Below, male and female goldfinches. The males, bright yellow and black in breeding season, show soft yellow in the winter. Some of them already have a yellow body feather or two as the spring molt begins. Females wear drab plumage throughout.
Bald Eagles are returning to and refurbishing old nests or building new ones right now according to email reports from around the metro area. One of the new nests is located on the east side of I-35E,just south of the merge with I-35-W. Another is along the east side of I-494 about a half mile north of the Highway 5 junction.
Great Horned Owls are on their nests, incubating eggs. They breed and hatch early to give the young birds as much time as possible to mature and learn to hunt before they will be on their own come next winter.
In our yard this morning: A cardinal singing its spring song, first for me this “spring.” Chickadees have been whistling their courtship song for several days. Also heard this morning were calls from White-breasted Nuthatch and Downy Woodpecker. Spring songs are triggered not by weather but by our growing amount of daylight.
Crows in our neighborhood also were calling this morning, but crows talk year around.
Occasionally you see a bird without tail feathers. Chances are the bird lost feathers instead of its life by a lucky escape from a predator. When will the feathers grow back? Is replacement immediate or does it take place with the next molt?
A member of the birding email list BirdChat asked that question a few days ago. Several other list members provided the answer: the feathers grow back ASAP. The delay would come only if the attack caused wounds that needed to heal.
Tail feathers would be replaced automatically in one of the bird’s seasonal molts. But they’re so important to flight control that regrowth begins immediately.
Any waiting period as wounds heal is apt to be short because the bird probably will die first. If the attack draws blood as well as feathers the wounds are infection-prone. Predators’ claws almost always contain septic material – bacteria – that are highly likely to create a fatal infection.

## Study material:
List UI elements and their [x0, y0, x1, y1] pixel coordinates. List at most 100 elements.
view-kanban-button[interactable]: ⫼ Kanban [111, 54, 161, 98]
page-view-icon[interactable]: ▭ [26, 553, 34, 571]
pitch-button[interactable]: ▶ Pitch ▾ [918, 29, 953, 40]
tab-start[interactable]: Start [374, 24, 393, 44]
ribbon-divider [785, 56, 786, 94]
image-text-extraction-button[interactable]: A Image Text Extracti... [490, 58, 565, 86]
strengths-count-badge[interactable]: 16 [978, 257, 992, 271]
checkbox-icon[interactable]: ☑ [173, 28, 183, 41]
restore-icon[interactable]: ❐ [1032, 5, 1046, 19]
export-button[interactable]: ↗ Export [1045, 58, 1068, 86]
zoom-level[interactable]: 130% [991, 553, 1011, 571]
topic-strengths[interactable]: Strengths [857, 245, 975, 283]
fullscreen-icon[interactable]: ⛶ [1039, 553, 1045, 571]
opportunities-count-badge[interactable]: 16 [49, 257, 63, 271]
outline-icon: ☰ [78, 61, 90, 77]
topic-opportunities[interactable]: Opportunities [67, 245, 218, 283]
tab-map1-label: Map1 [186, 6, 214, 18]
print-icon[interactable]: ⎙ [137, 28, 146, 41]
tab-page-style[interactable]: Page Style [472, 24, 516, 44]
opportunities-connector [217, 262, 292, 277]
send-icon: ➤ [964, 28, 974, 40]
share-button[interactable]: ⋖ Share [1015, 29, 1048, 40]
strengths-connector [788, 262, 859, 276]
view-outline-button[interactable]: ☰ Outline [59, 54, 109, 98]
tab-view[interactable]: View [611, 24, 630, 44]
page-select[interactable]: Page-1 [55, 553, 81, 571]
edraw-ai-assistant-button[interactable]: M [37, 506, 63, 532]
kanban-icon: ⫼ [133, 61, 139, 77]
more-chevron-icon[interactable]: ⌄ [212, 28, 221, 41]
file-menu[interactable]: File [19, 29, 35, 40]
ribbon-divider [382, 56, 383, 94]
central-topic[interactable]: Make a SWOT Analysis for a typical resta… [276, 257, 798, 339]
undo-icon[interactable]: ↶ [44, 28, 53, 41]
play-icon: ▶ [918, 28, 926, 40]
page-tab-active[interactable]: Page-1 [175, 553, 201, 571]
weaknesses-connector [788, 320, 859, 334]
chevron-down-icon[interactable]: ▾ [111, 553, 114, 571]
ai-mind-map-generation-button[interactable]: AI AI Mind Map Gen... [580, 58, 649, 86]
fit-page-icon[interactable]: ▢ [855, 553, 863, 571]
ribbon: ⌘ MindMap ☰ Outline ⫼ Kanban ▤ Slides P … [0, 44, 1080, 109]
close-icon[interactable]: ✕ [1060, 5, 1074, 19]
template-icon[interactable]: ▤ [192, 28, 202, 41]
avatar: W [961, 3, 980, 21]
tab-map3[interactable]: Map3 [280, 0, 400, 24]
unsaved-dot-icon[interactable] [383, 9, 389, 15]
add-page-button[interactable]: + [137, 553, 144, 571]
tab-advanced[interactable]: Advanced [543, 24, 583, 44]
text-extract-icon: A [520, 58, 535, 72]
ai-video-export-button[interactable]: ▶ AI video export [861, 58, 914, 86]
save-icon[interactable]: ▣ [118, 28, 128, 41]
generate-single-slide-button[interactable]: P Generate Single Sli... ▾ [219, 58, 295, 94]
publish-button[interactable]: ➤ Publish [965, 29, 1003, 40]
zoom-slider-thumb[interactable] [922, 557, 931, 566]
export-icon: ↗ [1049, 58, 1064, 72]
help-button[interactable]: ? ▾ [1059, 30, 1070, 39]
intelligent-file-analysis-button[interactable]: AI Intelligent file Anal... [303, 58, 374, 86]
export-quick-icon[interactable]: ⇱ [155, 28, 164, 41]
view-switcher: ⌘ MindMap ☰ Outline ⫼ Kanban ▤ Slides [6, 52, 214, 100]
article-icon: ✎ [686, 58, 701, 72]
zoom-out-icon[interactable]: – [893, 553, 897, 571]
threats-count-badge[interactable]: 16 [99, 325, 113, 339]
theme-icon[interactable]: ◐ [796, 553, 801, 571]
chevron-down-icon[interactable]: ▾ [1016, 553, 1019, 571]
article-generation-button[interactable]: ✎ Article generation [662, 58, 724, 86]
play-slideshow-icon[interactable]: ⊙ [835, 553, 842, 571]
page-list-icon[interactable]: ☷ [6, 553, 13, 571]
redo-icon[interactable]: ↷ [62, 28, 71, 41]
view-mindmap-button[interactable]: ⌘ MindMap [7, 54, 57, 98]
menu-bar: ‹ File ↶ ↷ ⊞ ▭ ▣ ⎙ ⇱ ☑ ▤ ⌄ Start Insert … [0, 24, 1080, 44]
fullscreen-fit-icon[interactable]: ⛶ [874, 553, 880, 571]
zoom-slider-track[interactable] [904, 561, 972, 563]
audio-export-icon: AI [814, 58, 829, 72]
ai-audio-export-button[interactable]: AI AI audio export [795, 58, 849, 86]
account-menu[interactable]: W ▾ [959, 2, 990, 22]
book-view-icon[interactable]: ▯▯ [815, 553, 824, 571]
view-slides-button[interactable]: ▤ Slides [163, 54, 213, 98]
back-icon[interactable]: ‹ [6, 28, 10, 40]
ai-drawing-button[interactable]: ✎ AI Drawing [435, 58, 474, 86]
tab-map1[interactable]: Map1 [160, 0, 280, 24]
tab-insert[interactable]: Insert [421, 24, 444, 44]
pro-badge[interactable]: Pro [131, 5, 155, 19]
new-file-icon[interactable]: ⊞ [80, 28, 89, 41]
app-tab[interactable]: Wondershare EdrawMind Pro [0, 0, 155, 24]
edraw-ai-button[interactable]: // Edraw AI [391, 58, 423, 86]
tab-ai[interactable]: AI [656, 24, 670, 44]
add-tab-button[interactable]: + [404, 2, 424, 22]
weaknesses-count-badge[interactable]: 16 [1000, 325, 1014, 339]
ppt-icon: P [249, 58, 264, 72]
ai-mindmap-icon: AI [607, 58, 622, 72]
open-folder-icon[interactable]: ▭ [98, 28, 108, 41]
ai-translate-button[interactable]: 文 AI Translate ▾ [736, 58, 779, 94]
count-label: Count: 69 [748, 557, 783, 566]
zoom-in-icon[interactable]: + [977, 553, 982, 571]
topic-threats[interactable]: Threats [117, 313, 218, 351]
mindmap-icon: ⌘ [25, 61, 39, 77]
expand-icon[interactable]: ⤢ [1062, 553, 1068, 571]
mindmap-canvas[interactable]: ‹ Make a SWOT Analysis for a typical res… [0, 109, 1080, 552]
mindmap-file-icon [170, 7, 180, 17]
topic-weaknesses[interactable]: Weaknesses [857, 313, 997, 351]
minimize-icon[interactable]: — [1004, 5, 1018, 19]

## Required tasks:
(1) Return the part of the bird notes starting at "In our yard" and ending at "talk year around.", copied word for word.
(2) According to the bird notes, what triggers spring songs in birds?

## Task-by-task answers:
(1)
In our yard this morning: A cardinal singing its spring song, first for me this “spring.” Chickadees have been whistling their courtship song for several days. Also heard this morning were calls from White-breasted Nuthatch and Downy Woodpecker. Spring songs are triggered not by weather but by our growing amount of daylight.
Crows in our neighborhood also were calling this morning, but crows talk year around.

(2) The growing amount of daylight triggers them, not the weather.